_GIVEN EXERCISE:_ Show every line containing "Buendia" by copying it.
>> start SOURCE RECORDS
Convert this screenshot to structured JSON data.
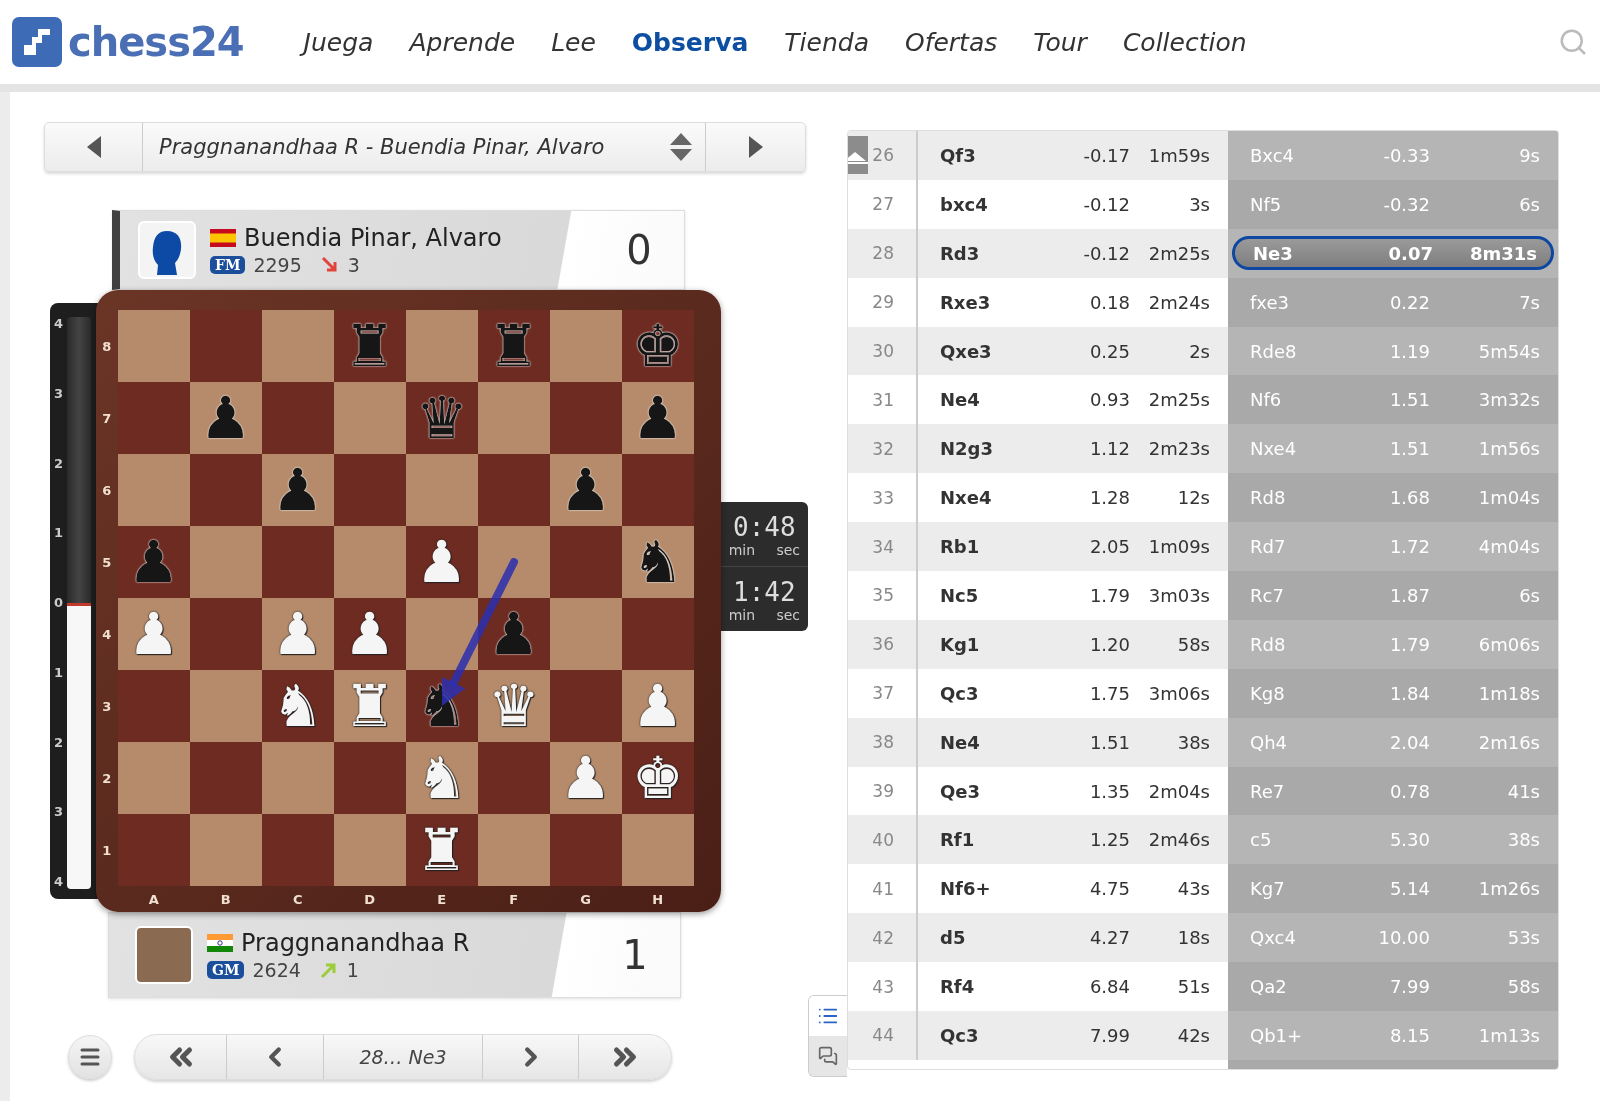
{
  "header": {
    "logo": "chess24",
    "nav": [
      {
        "label": "Juega",
        "selected": false
      },
      {
        "label": "Aprende",
        "selected": false
      },
      {
        "label": "Lee",
        "selected": false
      },
      {
        "label": "Observa",
        "selected": true
      },
      {
        "label": "Tienda",
        "selected": false
      },
      {
        "label": "Ofertas",
        "selected": false
      },
      {
        "label": "Tour",
        "selected": false
      },
      {
        "label": "Collection",
        "selected": false
      }
    ]
  },
  "game_selector": {
    "title": "Praggnanandhaa R - Buendia Pinar, Alvaro"
  },
  "players": [
    {
      "name": "Buendia Pinar, Alvaro",
      "flag": {
        "kind": "es"
      },
      "title": "FM",
      "rating": "2295",
      "trend": {
        "kind": "down"
      },
      "change": "3",
      "score": "0",
      "to_move": true,
      "avatar": {
        "kind": "silhouette"
      }
    },
    {
      "name": "Praggnanandhaa R",
      "flag": {
        "kind": "in"
      },
      "title": "GM",
      "rating": "2624",
      "trend": {
        "kind": "up"
      },
      "change": "1",
      "score": "1",
      "to_move": false,
      "avatar": {
        "kind": "photo"
      }
    }
  ],
  "eval_bar": {
    "ticks": [
      "4",
      "3",
      "2",
      "1",
      "0",
      "1",
      "2",
      "3",
      "4"
    ],
    "level": 0.5
  },
  "board": {
    "ranks": [
      "8",
      "7",
      "6",
      "5",
      "4",
      "3",
      "2",
      "1"
    ],
    "files": [
      "A",
      "B",
      "C",
      "D",
      "E",
      "F",
      "G",
      "H"
    ],
    "rows": [
      [
        {
          "kind": "empty"
        },
        {
          "kind": "empty"
        },
        {
          "kind": "empty"
        },
        {
          "kind": "black",
          "glyph": "♜"
        },
        {
          "kind": "empty"
        },
        {
          "kind": "black",
          "glyph": "♜"
        },
        {
          "kind": "empty"
        },
        {
          "kind": "black",
          "glyph": "♚"
        }
      ],
      [
        {
          "kind": "empty"
        },
        {
          "kind": "black",
          "glyph": "♟"
        },
        {
          "kind": "empty"
        },
        {
          "kind": "empty"
        },
        {
          "kind": "black",
          "glyph": "♛"
        },
        {
          "kind": "empty"
        },
        {
          "kind": "empty"
        },
        {
          "kind": "black",
          "glyph": "♟"
        }
      ],
      [
        {
          "kind": "empty"
        },
        {
          "kind": "empty"
        },
        {
          "kind": "black",
          "glyph": "♟"
        },
        {
          "kind": "empty"
        },
        {
          "kind": "empty"
        },
        {
          "kind": "empty"
        },
        {
          "kind": "black",
          "glyph": "♟"
        },
        {
          "kind": "empty"
        }
      ],
      [
        {
          "kind": "black",
          "glyph": "♟"
        },
        {
          "kind": "empty"
        },
        {
          "kind": "empty"
        },
        {
          "kind": "empty"
        },
        {
          "kind": "white",
          "glyph": "♟"
        },
        {
          "kind": "empty",
          "arrow_start": true
        },
        {
          "kind": "empty"
        },
        {
          "kind": "black",
          "glyph": "♞"
        }
      ],
      [
        {
          "kind": "white",
          "glyph": "♟"
        },
        {
          "kind": "empty"
        },
        {
          "kind": "white",
          "glyph": "♟"
        },
        {
          "kind": "white",
          "glyph": "♟"
        },
        {
          "kind": "empty"
        },
        {
          "kind": "black",
          "glyph": "♟"
        },
        {
          "kind": "empty"
        },
        {
          "kind": "empty"
        }
      ],
      [
        {
          "kind": "empty"
        },
        {
          "kind": "empty"
        },
        {
          "kind": "white",
          "glyph": "♞"
        },
        {
          "kind": "white",
          "glyph": "♜"
        },
        {
          "kind": "black",
          "glyph": "♞",
          "arrow_end": true
        },
        {
          "kind": "white",
          "glyph": "♛"
        },
        {
          "kind": "empty"
        },
        {
          "kind": "white",
          "glyph": "♟"
        }
      ],
      [
        {
          "kind": "empty"
        },
        {
          "kind": "empty"
        },
        {
          "kind": "empty"
        },
        {
          "kind": "empty"
        },
        {
          "kind": "white",
          "glyph": "♞"
        },
        {
          "kind": "empty"
        },
        {
          "kind": "white",
          "glyph": "♟"
        },
        {
          "kind": "white",
          "glyph": "♚"
        }
      ],
      [
        {
          "kind": "empty"
        },
        {
          "kind": "empty"
        },
        {
          "kind": "empty"
        },
        {
          "kind": "empty"
        },
        {
          "kind": "white",
          "glyph": "♜"
        },
        {
          "kind": "empty"
        },
        {
          "kind": "empty"
        },
        {
          "kind": "empty"
        }
      ]
    ]
  },
  "clocks": [
    {
      "time": "0:48",
      "unit_min": "min",
      "unit_sec": "sec"
    },
    {
      "time": "1:42",
      "unit_min": "min",
      "unit_sec": "sec"
    }
  ],
  "navigation": {
    "current": "28… Ne3"
  },
  "side_tabs": [
    {
      "kind": "list",
      "selected": true
    },
    {
      "kind": "chat",
      "selected": false
    }
  ],
  "moves": [
    {
      "number": "26",
      "white": {
        "move": "Qf3",
        "eval": "-0.17",
        "time": "1m59s",
        "selected": false
      },
      "black": {
        "move": "Bxc4",
        "eval": "-0.33",
        "time": "9s",
        "selected": false
      }
    },
    {
      "number": "27",
      "white": {
        "move": "bxc4",
        "eval": "-0.12",
        "time": "3s",
        "selected": false
      },
      "black": {
        "move": "Nf5",
        "eval": "-0.32",
        "time": "6s",
        "selected": false
      }
    },
    {
      "number": "28",
      "white": {
        "move": "Rd3",
        "eval": "-0.12",
        "time": "2m25s",
        "selected": false
      },
      "black": {
        "move": "Ne3",
        "eval": "0.07",
        "time": "8m31s",
        "selected": true
      }
    },
    {
      "number": "29",
      "white": {
        "move": "Rxe3",
        "eval": "0.18",
        "time": "2m24s",
        "selected": false
      },
      "black": {
        "move": "fxe3",
        "eval": "0.22",
        "time": "7s",
        "selected": false
      }
    },
    {
      "number": "30",
      "white": {
        "move": "Qxe3",
        "eval": "0.25",
        "time": "2s",
        "selected": false
      },
      "black": {
        "move": "Rde8",
        "eval": "1.19",
        "time": "5m54s",
        "selected": false
      }
    },
    {
      "number": "31",
      "white": {
        "move": "Ne4",
        "eval": "0.93",
        "time": "2m25s",
        "selected": false
      },
      "black": {
        "move": "Nf6",
        "eval": "1.51",
        "time": "3m32s",
        "selected": false
      }
    },
    {
      "number": "32",
      "white": {
        "move": "N2g3",
        "eval": "1.12",
        "time": "2m23s",
        "selected": false
      },
      "black": {
        "move": "Nxe4",
        "eval": "1.51",
        "time": "1m56s",
        "selected": false
      }
    },
    {
      "number": "33",
      "white": {
        "move": "Nxe4",
        "eval": "1.28",
        "time": "12s",
        "selected": false
      },
      "black": {
        "move": "Rd8",
        "eval": "1.68",
        "time": "1m04s",
        "selected": false
      }
    },
    {
      "number": "34",
      "white": {
        "move": "Rb1",
        "eval": "2.05",
        "time": "1m09s",
        "selected": false
      },
      "black": {
        "move": "Rd7",
        "eval": "1.72",
        "time": "4m04s",
        "selected": false
      }
    },
    {
      "number": "35",
      "white": {
        "move": "Nc5",
        "eval": "1.79",
        "time": "3m03s",
        "selected": false
      },
      "black": {
        "move": "Rc7",
        "eval": "1.87",
        "time": "6s",
        "selected": false
      }
    },
    {
      "number": "36",
      "white": {
        "move": "Kg1",
        "eval": "1.20",
        "time": "58s",
        "selected": false
      },
      "black": {
        "move": "Rd8",
        "eval": "1.79",
        "time": "6m06s",
        "selected": false
      }
    },
    {
      "number": "37",
      "white": {
        "move": "Qc3",
        "eval": "1.75",
        "time": "3m06s",
        "selected": false
      },
      "black": {
        "move": "Kg8",
        "eval": "1.84",
        "time": "1m18s",
        "selected": false
      }
    },
    {
      "number": "38",
      "white": {
        "move": "Ne4",
        "eval": "1.51",
        "time": "38s",
        "selected": false
      },
      "black": {
        "move": "Qh4",
        "eval": "2.04",
        "time": "2m16s",
        "selected": false
      }
    },
    {
      "number": "39",
      "white": {
        "move": "Qe3",
        "eval": "1.35",
        "time": "2m04s",
        "selected": false
      },
      "black": {
        "move": "Re7",
        "eval": "0.78",
        "time": "41s",
        "selected": false
      }
    },
    {
      "number": "40",
      "white": {
        "move": "Rf1",
        "eval": "1.25",
        "time": "2m46s",
        "selected": false
      },
      "black": {
        "move": "c5",
        "eval": "5.30",
        "time": "38s",
        "selected": false
      }
    },
    {
      "number": "41",
      "white": {
        "move": "Nf6+",
        "eval": "4.75",
        "time": "43s",
        "selected": false
      },
      "black": {
        "move": "Kg7",
        "eval": "5.14",
        "time": "1m26s",
        "selected": false
      }
    },
    {
      "number": "42",
      "white": {
        "move": "d5",
        "eval": "4.27",
        "time": "18s",
        "selected": false
      },
      "black": {
        "move": "Qxc4",
        "eval": "10.00",
        "time": "53s",
        "selected": false
      }
    },
    {
      "number": "43",
      "white": {
        "move": "Rf4",
        "eval": "6.84",
        "time": "51s",
        "selected": false
      },
      "black": {
        "move": "Qa2",
        "eval": "7.99",
        "time": "58s",
        "selected": false
      }
    },
    {
      "number": "44",
      "white": {
        "move": "Qc3",
        "eval": "7.99",
        "time": "42s",
        "selected": false
      },
      "black": {
        "move": "Qb1+",
        "eval": "8.15",
        "time": "1m13s",
        "selected": false
      }
    }
  ]
}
>> end SOURCE RECORDS
_EXERCISE SOLUTION:_
    "title": "Praggnanandhaa R - Buendia Pinar, Alvaro"
      "name": "Buendia Pinar, Alvaro",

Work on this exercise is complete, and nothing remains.